▽
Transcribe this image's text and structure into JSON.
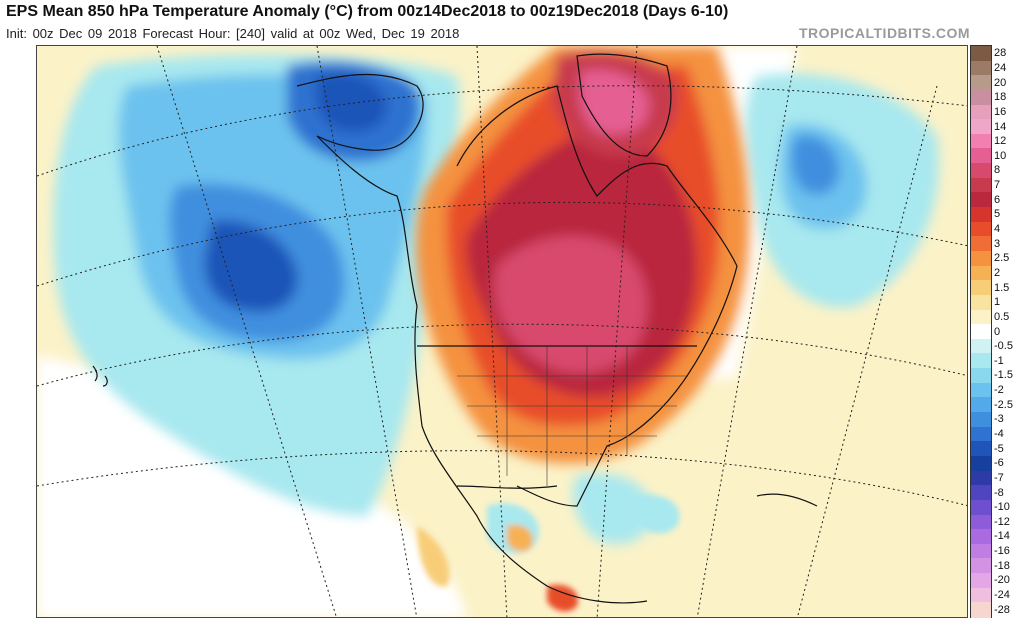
{
  "header": {
    "title": "EPS Mean 850 hPa Temperature Anomaly (°C) from 00z14Dec2018 to 00z19Dec2018 (Days 6-10)",
    "subtitle": "Init: 00z Dec 09 2018   Forecast Hour: [240]   valid at 00z Wed, Dec 19 2018",
    "site": "TROPICALTIDBITS.COM"
  },
  "colorbar": {
    "labels": [
      "28",
      "24",
      "20",
      "18",
      "16",
      "14",
      "12",
      "10",
      "8",
      "7",
      "6",
      "5",
      "4",
      "3",
      "2.5",
      "2",
      "1.5",
      "1",
      "0.5",
      "0",
      "-0.5",
      "-1",
      "-1.5",
      "-2",
      "-2.5",
      "-3",
      "-4",
      "-5",
      "-6",
      "-7",
      "-8",
      "-10",
      "-12",
      "-14",
      "-16",
      "-18",
      "-20",
      "-24",
      "-28"
    ],
    "colors": [
      "#7d5a43",
      "#9c7b66",
      "#b89a8a",
      "#c98fa0",
      "#e6a0bb",
      "#f0a6c8",
      "#f37fb0",
      "#e55f93",
      "#d84a6d",
      "#c83a4e",
      "#b9283c",
      "#d8342e",
      "#e84d2b",
      "#f06e36",
      "#f4923f",
      "#f7b155",
      "#f8cd78",
      "#f9e3a0",
      "#fbf2c8",
      "#ffffff",
      "#d0f2f2",
      "#a8e8ef",
      "#8ad8ee",
      "#6cc2ee",
      "#52aae9",
      "#3f8fdf",
      "#2f72d0",
      "#1f55b8",
      "#163f9e",
      "#2e3aa8",
      "#4f45bf",
      "#6e4fcd",
      "#8e5cd8",
      "#a96bdf",
      "#c07de4",
      "#d492e5",
      "#e3a6e6",
      "#f0bedf",
      "#f7d6d0"
    ]
  },
  "map": {
    "description_colors": {
      "cold_max": "#1f55b8",
      "warm_max": "#b9283c"
    }
  }
}
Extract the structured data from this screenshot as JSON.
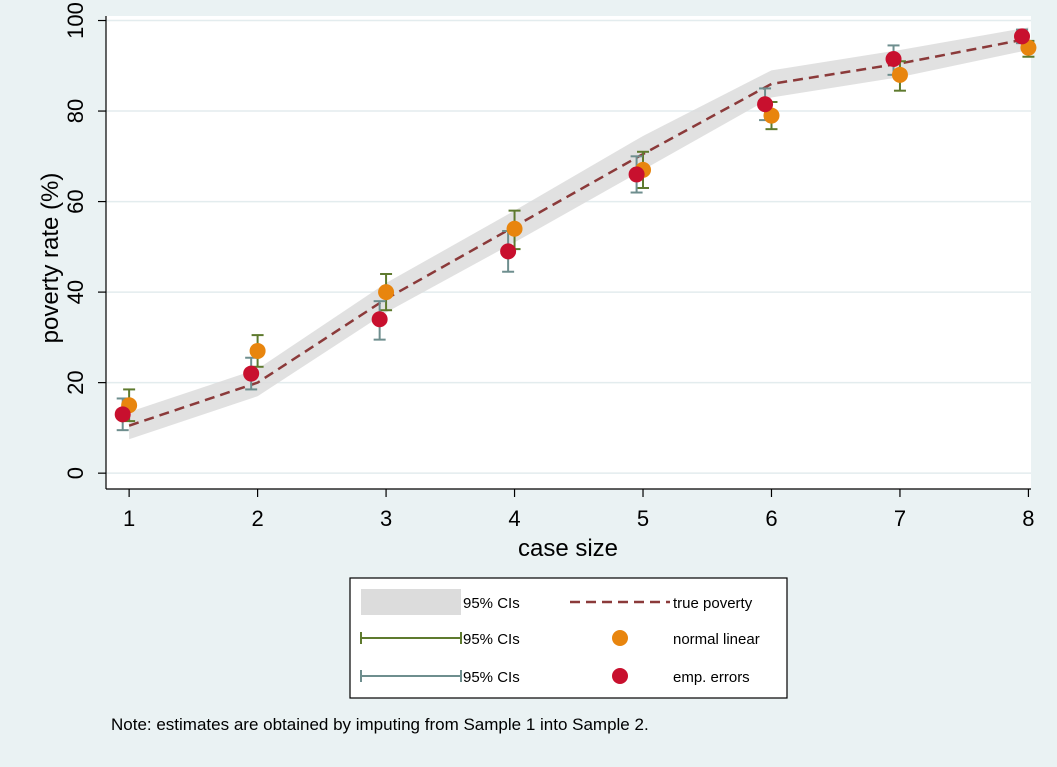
{
  "chart_data": {
    "type": "scatter",
    "xlabel": "case size",
    "ylabel": "poverty rate (%)",
    "x": [
      1,
      2,
      3,
      4,
      5,
      6,
      7,
      8
    ],
    "xlim": [
      0.82,
      8.02
    ],
    "ylim": [
      -3.5,
      101
    ],
    "xticks": [
      1,
      2,
      3,
      4,
      5,
      6,
      7,
      8
    ],
    "yticks": [
      0,
      20,
      40,
      60,
      80,
      100
    ],
    "grid": true,
    "legend_position": "bottom",
    "true_poverty": {
      "legend_label": "true poverty",
      "color": "#8b3a3a",
      "y": [
        10.5,
        20,
        38.5,
        54.5,
        70.5,
        86,
        90.5,
        96
      ]
    },
    "ci_band": {
      "legend_label": "95% CIs",
      "color": "#dcdcdc",
      "lower": [
        7.5,
        17,
        35.5,
        51,
        67,
        83,
        87.5,
        93.5
      ],
      "upper": [
        13.5,
        23,
        42,
        58,
        74.5,
        89,
        93.5,
        98.5
      ]
    },
    "series": [
      {
        "name": "normal linear",
        "ci_legend_label": "95% CIs",
        "color": "#e8850e",
        "ci_color": "#5e7a2e",
        "x_offset": 0.0,
        "y": [
          15,
          27,
          40,
          54,
          67,
          79,
          88,
          94
        ],
        "ci_low": [
          11.5,
          23.5,
          36,
          49.5,
          63,
          76,
          84.5,
          92
        ],
        "ci_high": [
          18.5,
          30.5,
          44,
          58,
          71,
          82,
          91,
          95.5
        ]
      },
      {
        "name": "emp. errors",
        "ci_legend_label": "95% CIs",
        "color": "#c8102e",
        "ci_color": "#6e8e8e",
        "x_offset": -0.05,
        "y": [
          13,
          22,
          34,
          49,
          66,
          81.5,
          91.5,
          96.5
        ],
        "ci_low": [
          9.5,
          18.5,
          29.5,
          44.5,
          62,
          78,
          88,
          95
        ],
        "ci_high": [
          16.5,
          25.5,
          38,
          53.5,
          70,
          85,
          94.5,
          98
        ]
      }
    ]
  },
  "note": "Note: estimates are obtained by imputing from Sample 1 into Sample 2."
}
△
# [Exercise details]
Quote all the lines above exactly as given. Do not include the pictures.

# [Written response]
Transcribe this image's text and structure into JSON.
{
  "header": {
    "title": "EPS Mean 850 hPa Temperature Anomaly (°C) from 00z14Dec2018 to 00z19Dec2018 (Days 6-10)",
    "subtitle": "Init: 00z Dec 09 2018   Forecast Hour: [240]   valid at 00z Wed, Dec 19 2018",
    "site": "TROPICALTIDBITS.COM"
  },
  "colorbar": {
    "labels": [
      "28",
      "24",
      "20",
      "18",
      "16",
      "14",
      "12",
      "10",
      "8",
      "7",
      "6",
      "5",
      "4",
      "3",
      "2.5",
      "2",
      "1.5",
      "1",
      "0.5",
      "0",
      "-0.5",
      "-1",
      "-1.5",
      "-2",
      "-2.5",
      "-3",
      "-4",
      "-5",
      "-6",
      "-7",
      "-8",
      "-10",
      "-12",
      "-14",
      "-16",
      "-18",
      "-20",
      "-24",
      "-28"
    ],
    "colors": [
      "#7d5a43",
      "#9c7b66",
      "#b89a8a",
      "#c98fa0",
      "#e6a0bb",
      "#f0a6c8",
      "#f37fb0",
      "#e55f93",
      "#d84a6d",
      "#c83a4e",
      "#b9283c",
      "#d8342e",
      "#e84d2b",
      "#f06e36",
      "#f4923f",
      "#f7b155",
      "#f8cd78",
      "#f9e3a0",
      "#fbf2c8",
      "#ffffff",
      "#d0f2f2",
      "#a8e8ef",
      "#8ad8ee",
      "#6cc2ee",
      "#52aae9",
      "#3f8fdf",
      "#2f72d0",
      "#1f55b8",
      "#163f9e",
      "#2e3aa8",
      "#4f45bf",
      "#6e4fcd",
      "#8e5cd8",
      "#a96bdf",
      "#c07de4",
      "#d492e5",
      "#e3a6e6",
      "#f0bedf",
      "#f7d6d0"
    ]
  },
  "map": {
    "description_colors": {
      "cold_max": "#1f55b8",
      "warm_max": "#b9283c"
    }
  }
}
Extract the structured data from this screenshot as JSON.
{
  "chart_data": {
    "type": "scatter",
    "xlabel": "case size",
    "ylabel": "poverty rate (%)",
    "x": [
      1,
      2,
      3,
      4,
      5,
      6,
      7,
      8
    ],
    "xlim": [
      0.82,
      8.02
    ],
    "ylim": [
      -3.5,
      101
    ],
    "xticks": [
      1,
      2,
      3,
      4,
      5,
      6,
      7,
      8
    ],
    "yticks": [
      0,
      20,
      40,
      60,
      80,
      100
    ],
    "grid": true,
    "legend_position": "bottom",
    "true_poverty": {
      "legend_label": "true poverty",
      "color": "#8b3a3a",
      "y": [
        10.5,
        20,
        38.5,
        54.5,
        70.5,
        86,
        90.5,
        96
      ]
    },
    "ci_band": {
      "legend_label": "95% CIs",
      "color": "#dcdcdc",
      "lower": [
        7.5,
        17,
        35.5,
        51,
        67,
        83,
        87.5,
        93.5
      ],
      "upper": [
        13.5,
        23,
        42,
        58,
        74.5,
        89,
        93.5,
        98.5
      ]
    },
    "series": [
      {
        "name": "normal linear",
        "ci_legend_label": "95% CIs",
        "color": "#e8850e",
        "ci_color": "#5e7a2e",
        "x_offset": 0.0,
        "y": [
          15,
          27,
          40,
          54,
          67,
          79,
          88,
          94
        ],
        "ci_low": [
          11.5,
          23.5,
          36,
          49.5,
          63,
          76,
          84.5,
          92
        ],
        "ci_high": [
          18.5,
          30.5,
          44,
          58,
          71,
          82,
          91,
          95.5
        ]
      },
      {
        "name": "emp. errors",
        "ci_legend_label": "95% CIs",
        "color": "#c8102e",
        "ci_color": "#6e8e8e",
        "x_offset": -0.05,
        "y": [
          13,
          22,
          34,
          49,
          66,
          81.5,
          91.5,
          96.5
        ],
        "ci_low": [
          9.5,
          18.5,
          29.5,
          44.5,
          62,
          78,
          88,
          95
        ],
        "ci_high": [
          16.5,
          25.5,
          38,
          53.5,
          70,
          85,
          94.5,
          98
        ]
      }
    ]
  },
  "note": "Note: estimates are obtained by imputing from Sample 1 into Sample 2."
}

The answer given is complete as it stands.